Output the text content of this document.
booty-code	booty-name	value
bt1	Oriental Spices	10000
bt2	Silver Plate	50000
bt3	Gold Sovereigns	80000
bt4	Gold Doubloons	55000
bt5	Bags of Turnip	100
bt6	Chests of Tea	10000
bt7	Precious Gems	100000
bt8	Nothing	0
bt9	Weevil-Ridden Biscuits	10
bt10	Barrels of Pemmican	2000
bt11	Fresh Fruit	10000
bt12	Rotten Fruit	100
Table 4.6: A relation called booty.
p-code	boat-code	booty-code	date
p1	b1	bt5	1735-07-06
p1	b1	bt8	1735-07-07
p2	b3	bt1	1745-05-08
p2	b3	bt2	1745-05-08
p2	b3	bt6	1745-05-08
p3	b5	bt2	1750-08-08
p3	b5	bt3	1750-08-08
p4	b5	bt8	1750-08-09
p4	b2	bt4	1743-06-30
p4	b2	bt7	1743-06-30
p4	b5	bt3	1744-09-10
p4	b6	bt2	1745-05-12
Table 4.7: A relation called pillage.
----
Problem description:
Copy every line of the records above that contains "booty".

Solution below:
booty-code	booty-name	value
Table 4.6: A relation called booty.
p-code	boat-code	booty-code	date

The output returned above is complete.